● **Exercise prompt**:
Copy the listing word for word, from its first line through the line that contains "bar bbox=[197, 191, 330, 208]". Include both of those lines.

[Layout element entries]
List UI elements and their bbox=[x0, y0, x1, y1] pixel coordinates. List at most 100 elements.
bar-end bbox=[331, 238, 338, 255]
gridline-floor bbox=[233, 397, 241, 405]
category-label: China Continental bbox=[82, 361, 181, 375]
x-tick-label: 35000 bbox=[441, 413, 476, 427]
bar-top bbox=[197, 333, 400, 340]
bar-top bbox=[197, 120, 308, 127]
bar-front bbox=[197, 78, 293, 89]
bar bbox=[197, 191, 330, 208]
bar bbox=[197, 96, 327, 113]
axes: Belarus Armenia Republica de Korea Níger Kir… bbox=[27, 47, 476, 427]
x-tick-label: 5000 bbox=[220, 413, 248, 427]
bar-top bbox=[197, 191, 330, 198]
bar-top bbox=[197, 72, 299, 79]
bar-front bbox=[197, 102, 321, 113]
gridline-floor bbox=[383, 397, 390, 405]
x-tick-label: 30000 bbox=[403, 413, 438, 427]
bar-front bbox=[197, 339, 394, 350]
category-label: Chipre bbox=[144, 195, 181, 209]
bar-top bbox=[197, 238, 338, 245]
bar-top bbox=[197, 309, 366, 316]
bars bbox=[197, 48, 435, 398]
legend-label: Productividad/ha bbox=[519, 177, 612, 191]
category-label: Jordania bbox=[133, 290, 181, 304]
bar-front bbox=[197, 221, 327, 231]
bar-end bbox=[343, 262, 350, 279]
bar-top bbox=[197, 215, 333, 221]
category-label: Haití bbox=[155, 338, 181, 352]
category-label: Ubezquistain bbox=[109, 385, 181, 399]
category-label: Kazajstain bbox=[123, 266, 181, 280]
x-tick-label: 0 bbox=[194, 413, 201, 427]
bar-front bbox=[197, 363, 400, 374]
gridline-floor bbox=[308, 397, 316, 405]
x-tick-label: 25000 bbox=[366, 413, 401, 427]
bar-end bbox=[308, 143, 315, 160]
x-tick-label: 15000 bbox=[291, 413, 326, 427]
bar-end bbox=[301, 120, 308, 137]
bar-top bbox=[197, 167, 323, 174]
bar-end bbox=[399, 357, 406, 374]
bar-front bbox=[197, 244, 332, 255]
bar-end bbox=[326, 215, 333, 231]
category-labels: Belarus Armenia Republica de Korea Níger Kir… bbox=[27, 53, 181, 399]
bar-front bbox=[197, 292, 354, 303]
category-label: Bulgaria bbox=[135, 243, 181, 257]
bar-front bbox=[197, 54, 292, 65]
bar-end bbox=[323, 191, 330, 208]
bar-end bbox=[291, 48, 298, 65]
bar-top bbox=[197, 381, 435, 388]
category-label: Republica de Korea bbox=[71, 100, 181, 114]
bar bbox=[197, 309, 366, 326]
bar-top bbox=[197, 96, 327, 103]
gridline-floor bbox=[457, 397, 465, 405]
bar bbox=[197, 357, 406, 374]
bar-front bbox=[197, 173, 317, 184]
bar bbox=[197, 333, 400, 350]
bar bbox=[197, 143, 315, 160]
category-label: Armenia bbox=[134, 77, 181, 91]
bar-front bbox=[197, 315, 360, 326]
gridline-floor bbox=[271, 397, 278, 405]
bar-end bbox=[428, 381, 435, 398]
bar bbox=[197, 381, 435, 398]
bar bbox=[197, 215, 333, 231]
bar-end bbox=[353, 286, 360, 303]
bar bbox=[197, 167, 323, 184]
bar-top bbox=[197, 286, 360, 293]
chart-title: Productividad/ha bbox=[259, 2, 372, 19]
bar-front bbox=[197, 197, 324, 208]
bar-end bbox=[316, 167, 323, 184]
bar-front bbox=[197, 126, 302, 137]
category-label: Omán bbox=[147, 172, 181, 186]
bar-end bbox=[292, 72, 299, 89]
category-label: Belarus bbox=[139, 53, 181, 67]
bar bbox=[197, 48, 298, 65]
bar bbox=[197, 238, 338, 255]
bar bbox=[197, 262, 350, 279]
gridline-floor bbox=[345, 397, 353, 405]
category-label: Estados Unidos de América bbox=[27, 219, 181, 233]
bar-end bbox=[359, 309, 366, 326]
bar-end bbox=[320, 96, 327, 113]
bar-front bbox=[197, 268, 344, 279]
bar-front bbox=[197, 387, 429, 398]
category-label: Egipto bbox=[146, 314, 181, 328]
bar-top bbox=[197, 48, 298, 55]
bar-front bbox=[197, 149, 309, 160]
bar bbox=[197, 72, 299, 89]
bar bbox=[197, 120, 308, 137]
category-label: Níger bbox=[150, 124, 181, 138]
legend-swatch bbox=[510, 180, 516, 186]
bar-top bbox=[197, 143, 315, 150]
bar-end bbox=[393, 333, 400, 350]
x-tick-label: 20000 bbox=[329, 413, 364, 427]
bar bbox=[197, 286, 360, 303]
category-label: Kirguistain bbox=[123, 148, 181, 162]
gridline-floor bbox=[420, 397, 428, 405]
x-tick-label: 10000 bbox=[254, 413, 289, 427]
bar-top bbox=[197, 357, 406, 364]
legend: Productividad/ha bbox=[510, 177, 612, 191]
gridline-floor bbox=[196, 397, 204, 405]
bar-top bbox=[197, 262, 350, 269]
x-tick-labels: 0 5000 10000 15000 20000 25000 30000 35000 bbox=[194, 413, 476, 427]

● **Full solution**:
List UI elements and their bbox=[x0, y0, x1, y1] pixel coordinates. List at most 100 elements.
bar-end bbox=[331, 238, 338, 255]
gridline-floor bbox=[233, 397, 241, 405]
category-label: China Continental bbox=[82, 361, 181, 375]
x-tick-label: 35000 bbox=[441, 413, 476, 427]
bar-top bbox=[197, 333, 400, 340]
bar-top bbox=[197, 120, 308, 127]
bar-front bbox=[197, 78, 293, 89]
bar bbox=[197, 191, 330, 208]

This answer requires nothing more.